→ **Material shown**
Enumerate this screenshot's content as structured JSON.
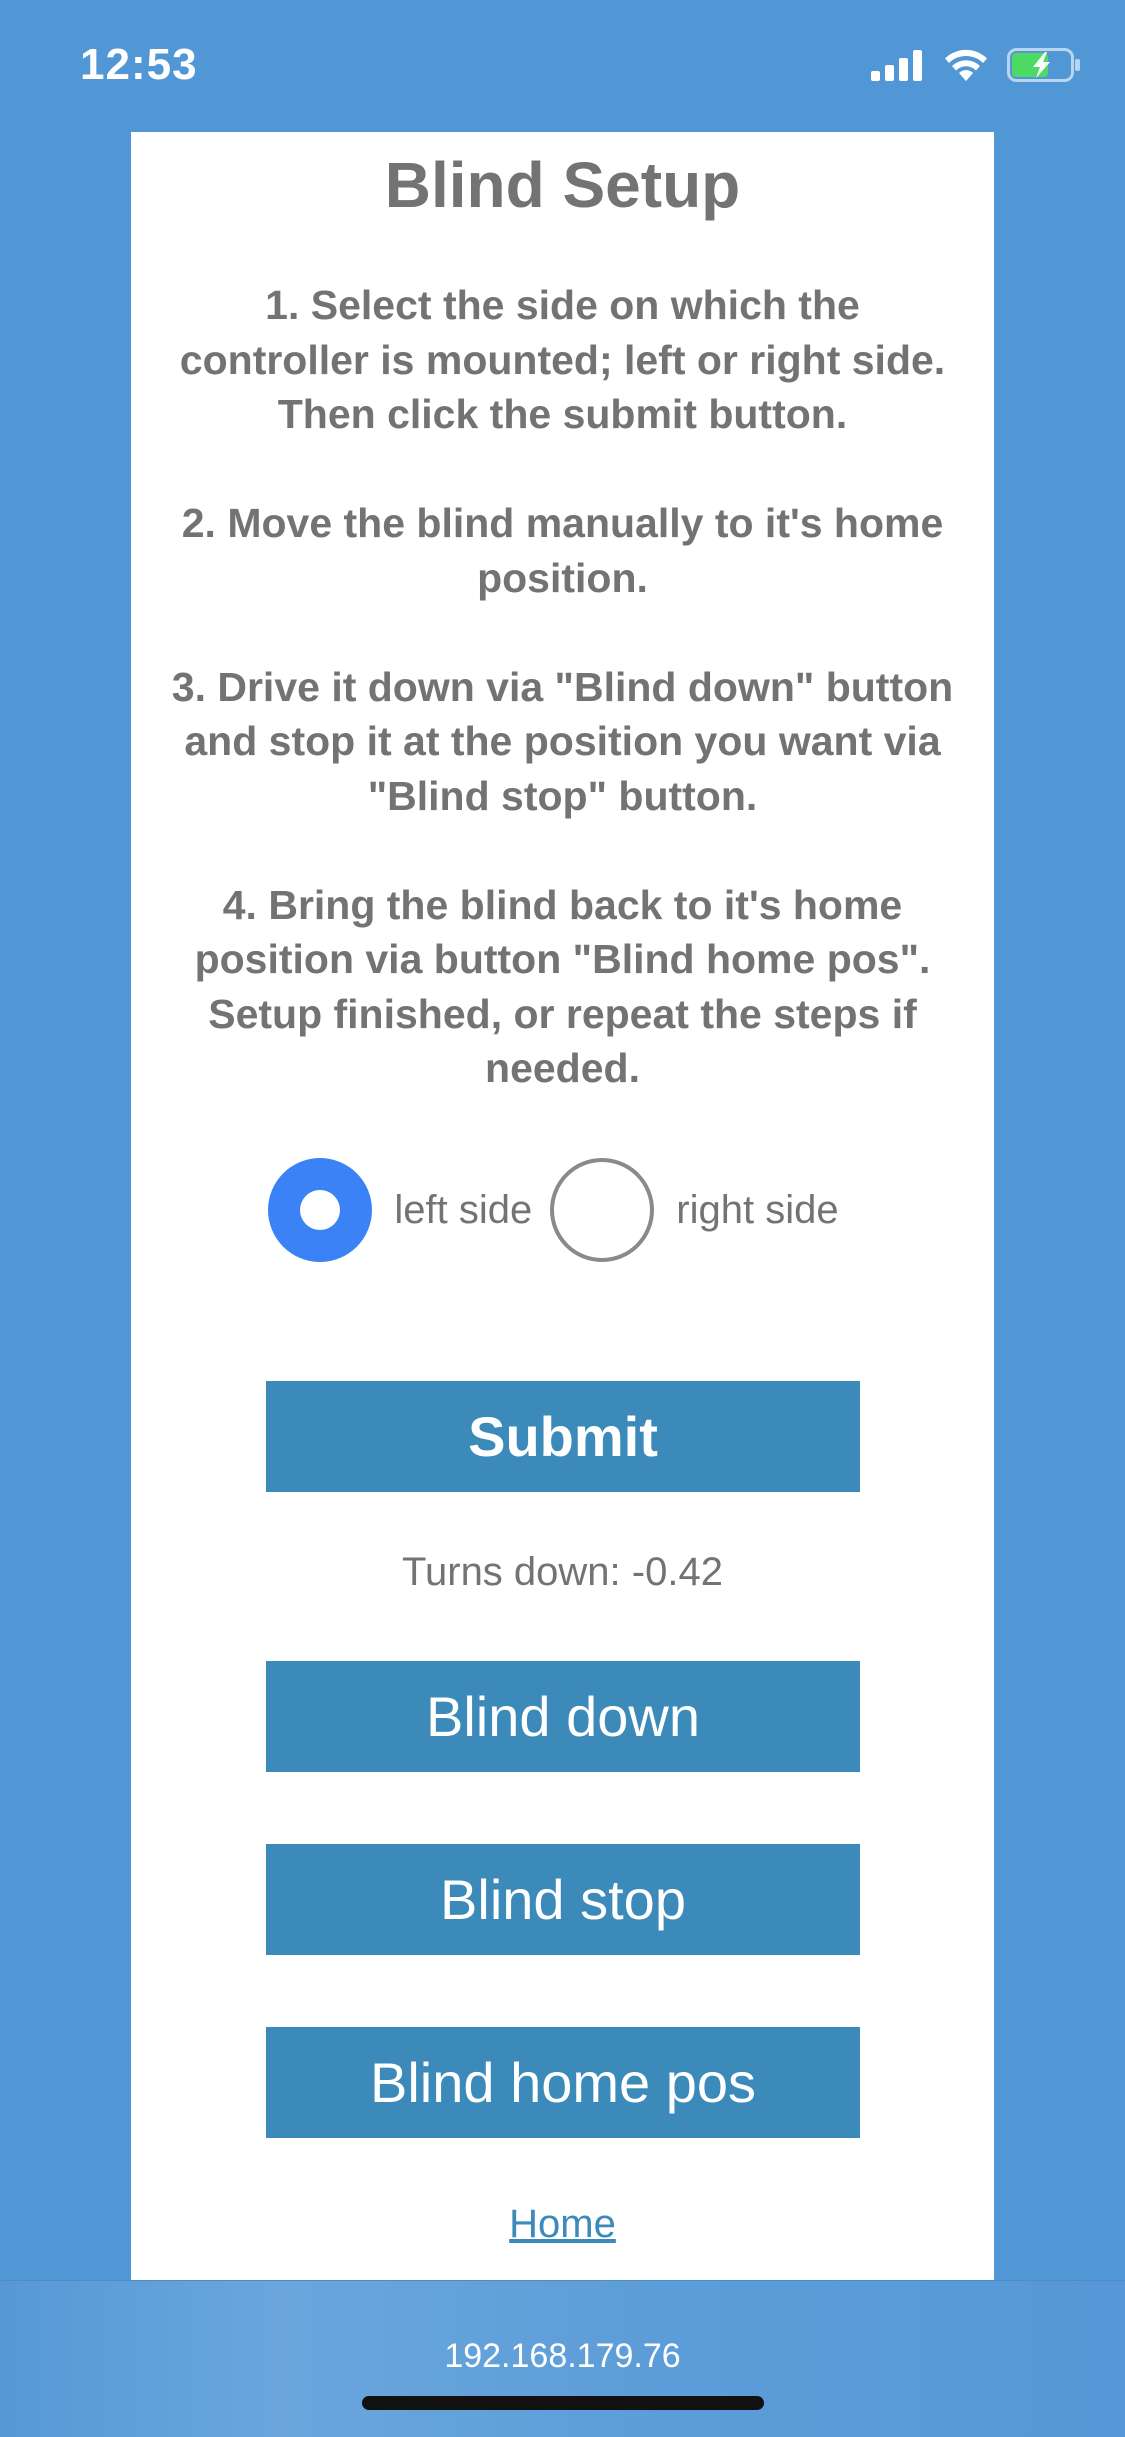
{
  "status_bar": {
    "time": "12:53"
  },
  "page": {
    "title": "Blind Setup",
    "instructions": [
      "1. Select the side on which the controller is mounted; left or right side. Then click the submit button.",
      "2. Move the blind manually to it's home position.",
      "3. Drive it down via \"Blind down\" button and stop it at the position you want via \"Blind stop\" button.",
      "4. Bring the blind back to it's home position via button \"Blind home pos\". Setup finished, or repeat the steps if needed."
    ],
    "mount_side": {
      "options": [
        "left side",
        "right side"
      ],
      "selected": "left side"
    },
    "submit_label": "Submit",
    "turns_down": "Turns down: -0.42",
    "blind_down_label": "Blind down",
    "blind_stop_label": "Blind stop",
    "blind_home_label": "Blind home pos",
    "home_link": "Home"
  },
  "browser": {
    "url": "192.168.179.76"
  },
  "colors": {
    "background": "#5197d6",
    "button": "#3b8ab9",
    "radio_selected": "#3b82f6",
    "text": "#737373",
    "battery_fill": "#4cd964"
  },
  "icons": [
    "cellular-signal-icon",
    "wifi-icon",
    "battery-charging-icon"
  ]
}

→ **Job**
Reproduce every entry word for word, but skip any pictures.

→ **Response to this exercise**
Enumerate this screenshot's content as structured JSON.
{
  "status_bar": {
    "time": "12:53"
  },
  "page": {
    "title": "Blind Setup",
    "instructions": [
      "1. Select the side on which the controller is mounted; left or right side. Then click the submit button.",
      "2. Move the blind manually to it's home position.",
      "3. Drive it down via \"Blind down\" button and stop it at the position you want via \"Blind stop\" button.",
      "4. Bring the blind back to it's home position via button \"Blind home pos\". Setup finished, or repeat the steps if needed."
    ],
    "mount_side": {
      "options": [
        "left side",
        "right side"
      ],
      "selected": "left side"
    },
    "submit_label": "Submit",
    "turns_down": "Turns down: -0.42",
    "blind_down_label": "Blind down",
    "blind_stop_label": "Blind stop",
    "blind_home_label": "Blind home pos",
    "home_link": "Home"
  },
  "browser": {
    "url": "192.168.179.76"
  },
  "colors": {
    "background": "#5197d6",
    "button": "#3b8ab9",
    "radio_selected": "#3b82f6",
    "text": "#737373",
    "battery_fill": "#4cd964"
  },
  "icons": [
    "cellular-signal-icon",
    "wifi-icon",
    "battery-charging-icon"
  ]
}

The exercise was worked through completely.